● BRIEF
Copy out every line of the records where the string "Funds" occurs.

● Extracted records

▼

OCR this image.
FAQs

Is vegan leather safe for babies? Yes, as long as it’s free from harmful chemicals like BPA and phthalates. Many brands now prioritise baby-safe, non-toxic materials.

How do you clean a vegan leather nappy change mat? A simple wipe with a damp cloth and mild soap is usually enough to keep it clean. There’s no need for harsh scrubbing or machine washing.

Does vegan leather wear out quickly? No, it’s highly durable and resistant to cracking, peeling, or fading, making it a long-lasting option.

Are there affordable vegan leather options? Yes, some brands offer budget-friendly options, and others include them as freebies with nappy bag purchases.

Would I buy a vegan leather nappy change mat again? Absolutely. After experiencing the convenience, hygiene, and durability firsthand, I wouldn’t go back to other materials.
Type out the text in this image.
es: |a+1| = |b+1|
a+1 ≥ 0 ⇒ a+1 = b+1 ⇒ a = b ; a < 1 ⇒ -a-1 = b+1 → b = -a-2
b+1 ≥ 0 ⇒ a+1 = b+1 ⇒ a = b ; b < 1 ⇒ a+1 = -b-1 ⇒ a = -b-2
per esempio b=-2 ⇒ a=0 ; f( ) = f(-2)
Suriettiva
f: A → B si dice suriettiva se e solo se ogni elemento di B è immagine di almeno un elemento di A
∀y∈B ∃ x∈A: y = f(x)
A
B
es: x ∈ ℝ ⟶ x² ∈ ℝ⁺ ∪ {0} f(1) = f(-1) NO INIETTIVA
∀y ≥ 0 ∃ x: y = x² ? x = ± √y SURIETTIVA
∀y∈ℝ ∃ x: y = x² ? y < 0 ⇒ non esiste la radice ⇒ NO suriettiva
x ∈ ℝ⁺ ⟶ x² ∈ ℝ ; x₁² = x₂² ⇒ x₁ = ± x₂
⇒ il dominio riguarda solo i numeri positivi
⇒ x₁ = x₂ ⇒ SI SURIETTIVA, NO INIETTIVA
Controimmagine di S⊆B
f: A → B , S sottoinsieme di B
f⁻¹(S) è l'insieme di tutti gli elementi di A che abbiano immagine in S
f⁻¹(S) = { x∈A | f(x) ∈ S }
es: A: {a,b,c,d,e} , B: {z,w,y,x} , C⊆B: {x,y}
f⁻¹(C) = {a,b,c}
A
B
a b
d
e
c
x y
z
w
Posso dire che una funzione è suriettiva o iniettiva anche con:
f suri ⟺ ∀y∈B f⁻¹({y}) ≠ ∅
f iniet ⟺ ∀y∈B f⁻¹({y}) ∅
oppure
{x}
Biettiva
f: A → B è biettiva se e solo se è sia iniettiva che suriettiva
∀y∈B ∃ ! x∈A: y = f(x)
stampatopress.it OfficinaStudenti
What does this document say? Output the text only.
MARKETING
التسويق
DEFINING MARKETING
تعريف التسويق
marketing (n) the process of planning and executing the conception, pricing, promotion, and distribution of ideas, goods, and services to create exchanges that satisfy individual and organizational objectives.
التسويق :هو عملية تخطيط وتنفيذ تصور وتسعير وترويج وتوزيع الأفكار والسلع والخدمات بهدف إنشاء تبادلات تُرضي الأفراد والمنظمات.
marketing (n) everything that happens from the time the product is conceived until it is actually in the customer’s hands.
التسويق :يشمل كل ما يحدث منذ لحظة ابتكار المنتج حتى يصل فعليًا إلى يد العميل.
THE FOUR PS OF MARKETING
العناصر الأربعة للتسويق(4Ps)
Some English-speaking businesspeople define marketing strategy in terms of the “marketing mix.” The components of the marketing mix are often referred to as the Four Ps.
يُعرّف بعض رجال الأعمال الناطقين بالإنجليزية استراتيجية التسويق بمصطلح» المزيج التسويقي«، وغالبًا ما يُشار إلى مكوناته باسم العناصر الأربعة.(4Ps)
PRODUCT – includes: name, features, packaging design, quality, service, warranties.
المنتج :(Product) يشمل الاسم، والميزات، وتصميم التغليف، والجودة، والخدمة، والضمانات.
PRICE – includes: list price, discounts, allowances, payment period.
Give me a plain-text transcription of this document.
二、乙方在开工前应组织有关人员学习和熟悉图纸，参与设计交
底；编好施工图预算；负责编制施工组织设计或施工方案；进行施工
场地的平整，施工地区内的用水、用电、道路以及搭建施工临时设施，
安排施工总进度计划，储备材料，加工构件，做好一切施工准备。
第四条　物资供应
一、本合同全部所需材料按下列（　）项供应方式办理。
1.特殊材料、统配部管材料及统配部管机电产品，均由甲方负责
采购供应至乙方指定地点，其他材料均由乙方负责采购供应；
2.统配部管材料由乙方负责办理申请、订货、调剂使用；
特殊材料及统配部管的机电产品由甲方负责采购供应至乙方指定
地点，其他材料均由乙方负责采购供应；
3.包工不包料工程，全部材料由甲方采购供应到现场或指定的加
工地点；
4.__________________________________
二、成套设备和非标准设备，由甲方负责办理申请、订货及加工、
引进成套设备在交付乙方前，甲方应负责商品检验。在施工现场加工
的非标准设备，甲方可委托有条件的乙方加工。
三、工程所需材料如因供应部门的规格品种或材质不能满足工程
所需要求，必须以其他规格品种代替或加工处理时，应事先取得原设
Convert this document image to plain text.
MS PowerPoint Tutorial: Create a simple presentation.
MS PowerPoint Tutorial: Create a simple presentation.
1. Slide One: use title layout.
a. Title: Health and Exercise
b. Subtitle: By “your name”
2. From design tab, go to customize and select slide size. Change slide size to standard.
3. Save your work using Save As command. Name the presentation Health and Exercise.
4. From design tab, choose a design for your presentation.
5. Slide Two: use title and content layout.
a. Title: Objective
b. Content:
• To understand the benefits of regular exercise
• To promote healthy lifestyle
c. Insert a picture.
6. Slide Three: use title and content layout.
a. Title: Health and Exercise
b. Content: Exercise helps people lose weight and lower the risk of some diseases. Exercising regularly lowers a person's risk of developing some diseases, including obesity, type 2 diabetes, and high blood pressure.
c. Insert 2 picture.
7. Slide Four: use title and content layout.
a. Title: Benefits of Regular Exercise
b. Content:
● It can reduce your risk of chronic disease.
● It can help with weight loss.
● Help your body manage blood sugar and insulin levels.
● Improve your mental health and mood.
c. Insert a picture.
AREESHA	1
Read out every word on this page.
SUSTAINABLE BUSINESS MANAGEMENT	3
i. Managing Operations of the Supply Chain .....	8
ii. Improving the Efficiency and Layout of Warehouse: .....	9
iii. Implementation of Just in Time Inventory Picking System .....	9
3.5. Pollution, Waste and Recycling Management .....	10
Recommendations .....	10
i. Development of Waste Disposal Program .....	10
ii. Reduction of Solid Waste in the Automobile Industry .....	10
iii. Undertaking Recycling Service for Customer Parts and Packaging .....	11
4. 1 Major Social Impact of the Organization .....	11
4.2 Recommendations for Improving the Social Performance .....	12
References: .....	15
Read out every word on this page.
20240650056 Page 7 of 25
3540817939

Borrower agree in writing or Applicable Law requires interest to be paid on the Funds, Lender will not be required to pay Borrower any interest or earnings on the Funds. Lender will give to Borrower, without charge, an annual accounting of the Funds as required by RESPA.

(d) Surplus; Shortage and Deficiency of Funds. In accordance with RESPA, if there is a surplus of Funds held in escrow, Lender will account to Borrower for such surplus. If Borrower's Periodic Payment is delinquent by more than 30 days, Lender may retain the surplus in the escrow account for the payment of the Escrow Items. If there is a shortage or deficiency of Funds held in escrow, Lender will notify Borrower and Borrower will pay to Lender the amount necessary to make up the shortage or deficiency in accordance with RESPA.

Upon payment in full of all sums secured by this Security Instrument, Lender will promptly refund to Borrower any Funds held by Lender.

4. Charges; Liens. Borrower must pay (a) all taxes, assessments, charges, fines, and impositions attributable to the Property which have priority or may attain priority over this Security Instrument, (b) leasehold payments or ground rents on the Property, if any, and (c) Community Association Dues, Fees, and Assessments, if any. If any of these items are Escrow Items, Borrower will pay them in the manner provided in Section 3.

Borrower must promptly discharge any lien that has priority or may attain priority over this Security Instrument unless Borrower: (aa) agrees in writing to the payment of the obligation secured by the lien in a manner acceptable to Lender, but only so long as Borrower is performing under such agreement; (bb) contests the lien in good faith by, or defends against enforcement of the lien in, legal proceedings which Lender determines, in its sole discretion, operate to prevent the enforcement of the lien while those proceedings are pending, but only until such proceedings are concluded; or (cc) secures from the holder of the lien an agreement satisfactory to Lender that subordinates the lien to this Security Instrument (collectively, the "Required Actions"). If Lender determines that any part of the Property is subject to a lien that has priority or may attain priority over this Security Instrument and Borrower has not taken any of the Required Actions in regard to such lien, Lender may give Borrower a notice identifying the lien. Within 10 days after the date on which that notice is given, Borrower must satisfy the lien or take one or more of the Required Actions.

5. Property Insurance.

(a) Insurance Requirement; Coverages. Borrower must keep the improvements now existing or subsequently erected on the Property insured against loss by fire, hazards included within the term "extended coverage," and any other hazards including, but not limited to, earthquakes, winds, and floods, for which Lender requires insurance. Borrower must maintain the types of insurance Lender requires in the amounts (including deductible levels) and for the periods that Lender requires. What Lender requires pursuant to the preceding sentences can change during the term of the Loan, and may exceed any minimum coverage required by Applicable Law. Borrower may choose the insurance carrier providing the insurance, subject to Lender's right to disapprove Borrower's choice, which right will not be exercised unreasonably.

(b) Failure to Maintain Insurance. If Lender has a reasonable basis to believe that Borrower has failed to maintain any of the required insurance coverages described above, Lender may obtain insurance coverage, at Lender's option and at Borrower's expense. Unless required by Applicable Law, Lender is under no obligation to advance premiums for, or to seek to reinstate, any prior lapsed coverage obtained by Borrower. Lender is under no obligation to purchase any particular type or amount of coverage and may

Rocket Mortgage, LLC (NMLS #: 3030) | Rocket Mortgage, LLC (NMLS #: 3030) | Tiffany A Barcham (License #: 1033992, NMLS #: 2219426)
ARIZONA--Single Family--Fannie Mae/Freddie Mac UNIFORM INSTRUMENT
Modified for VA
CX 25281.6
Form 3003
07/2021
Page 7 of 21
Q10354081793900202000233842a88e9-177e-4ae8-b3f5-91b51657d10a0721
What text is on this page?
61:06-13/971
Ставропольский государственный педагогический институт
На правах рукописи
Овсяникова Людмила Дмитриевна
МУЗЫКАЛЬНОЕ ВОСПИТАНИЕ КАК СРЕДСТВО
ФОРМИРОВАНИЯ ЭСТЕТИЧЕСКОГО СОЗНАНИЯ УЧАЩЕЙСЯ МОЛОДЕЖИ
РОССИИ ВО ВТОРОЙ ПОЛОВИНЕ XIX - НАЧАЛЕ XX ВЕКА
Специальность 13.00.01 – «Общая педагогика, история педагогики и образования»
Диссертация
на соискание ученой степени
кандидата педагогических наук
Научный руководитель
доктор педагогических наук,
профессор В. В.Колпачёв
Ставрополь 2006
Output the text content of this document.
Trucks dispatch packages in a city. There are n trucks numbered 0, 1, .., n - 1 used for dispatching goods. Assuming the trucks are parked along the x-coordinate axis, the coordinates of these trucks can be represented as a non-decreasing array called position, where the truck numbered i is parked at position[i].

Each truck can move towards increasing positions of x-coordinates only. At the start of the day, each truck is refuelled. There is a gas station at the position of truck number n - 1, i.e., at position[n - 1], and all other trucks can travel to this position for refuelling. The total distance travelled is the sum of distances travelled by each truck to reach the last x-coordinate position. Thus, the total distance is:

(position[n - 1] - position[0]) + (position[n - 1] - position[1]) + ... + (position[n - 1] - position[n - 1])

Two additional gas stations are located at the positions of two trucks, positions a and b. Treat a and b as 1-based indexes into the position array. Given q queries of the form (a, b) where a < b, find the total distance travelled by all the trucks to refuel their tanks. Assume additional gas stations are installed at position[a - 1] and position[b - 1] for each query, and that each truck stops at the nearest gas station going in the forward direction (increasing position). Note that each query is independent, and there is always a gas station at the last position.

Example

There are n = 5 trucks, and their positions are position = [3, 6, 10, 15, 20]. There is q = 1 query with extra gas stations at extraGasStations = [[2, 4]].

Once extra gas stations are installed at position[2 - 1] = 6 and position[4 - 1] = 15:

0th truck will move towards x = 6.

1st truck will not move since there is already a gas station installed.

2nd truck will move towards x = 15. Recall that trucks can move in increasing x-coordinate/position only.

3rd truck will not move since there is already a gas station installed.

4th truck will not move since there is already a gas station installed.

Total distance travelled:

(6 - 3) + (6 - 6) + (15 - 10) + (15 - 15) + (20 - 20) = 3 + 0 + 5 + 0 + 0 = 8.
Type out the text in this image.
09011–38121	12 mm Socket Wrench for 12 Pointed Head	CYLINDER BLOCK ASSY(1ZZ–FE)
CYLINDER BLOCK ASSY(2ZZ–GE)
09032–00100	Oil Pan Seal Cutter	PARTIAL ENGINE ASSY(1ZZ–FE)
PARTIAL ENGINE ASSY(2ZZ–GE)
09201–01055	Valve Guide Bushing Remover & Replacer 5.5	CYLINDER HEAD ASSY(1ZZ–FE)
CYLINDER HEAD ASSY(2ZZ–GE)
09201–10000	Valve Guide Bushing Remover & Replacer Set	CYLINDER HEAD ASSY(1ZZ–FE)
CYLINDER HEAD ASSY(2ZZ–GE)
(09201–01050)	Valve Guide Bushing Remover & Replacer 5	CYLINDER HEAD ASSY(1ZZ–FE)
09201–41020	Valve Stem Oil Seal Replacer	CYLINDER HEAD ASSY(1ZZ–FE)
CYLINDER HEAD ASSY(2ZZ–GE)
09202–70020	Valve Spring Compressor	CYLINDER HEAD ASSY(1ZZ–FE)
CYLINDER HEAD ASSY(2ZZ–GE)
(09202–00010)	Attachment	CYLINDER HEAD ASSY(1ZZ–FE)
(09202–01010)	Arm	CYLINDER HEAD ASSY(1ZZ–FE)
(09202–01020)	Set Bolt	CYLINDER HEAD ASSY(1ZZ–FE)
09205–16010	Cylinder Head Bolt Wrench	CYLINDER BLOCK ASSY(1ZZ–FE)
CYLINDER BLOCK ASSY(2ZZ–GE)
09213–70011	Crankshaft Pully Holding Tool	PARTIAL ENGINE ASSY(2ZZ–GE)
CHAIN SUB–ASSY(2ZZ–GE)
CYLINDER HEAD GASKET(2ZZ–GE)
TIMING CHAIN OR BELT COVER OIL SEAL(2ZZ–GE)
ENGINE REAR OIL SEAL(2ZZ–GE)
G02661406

▲

● EXERCISE RESULT
Borrower agree in writing or Applicable Law requires interest to be paid on the Funds, Lender will not be required to pay Borrower any interest or earnings on the Funds. Lender will give to Borrower, without charge, an annual accounting of the Funds as required by RESPA.
(d) Surplus; Shortage and Deficiency of Funds. In accordance with RESPA, if there is a surplus of Funds held in escrow, Lender will account to Borrower for such surplus. If Borrower's Periodic Payment is delinquent by more than 30 days, Lender may retain the surplus in the escrow account for the payment of the Escrow Items. If there is a shortage or deficiency of Funds held in escrow, Lender will notify Borrower and Borrower will pay to Lender the amount necessary to make up the shortage or deficiency in accordance with RESPA.
Upon payment in full of all sums secured by this Security Instrument, Lender will promptly refund to Borrower any Funds held by Lender.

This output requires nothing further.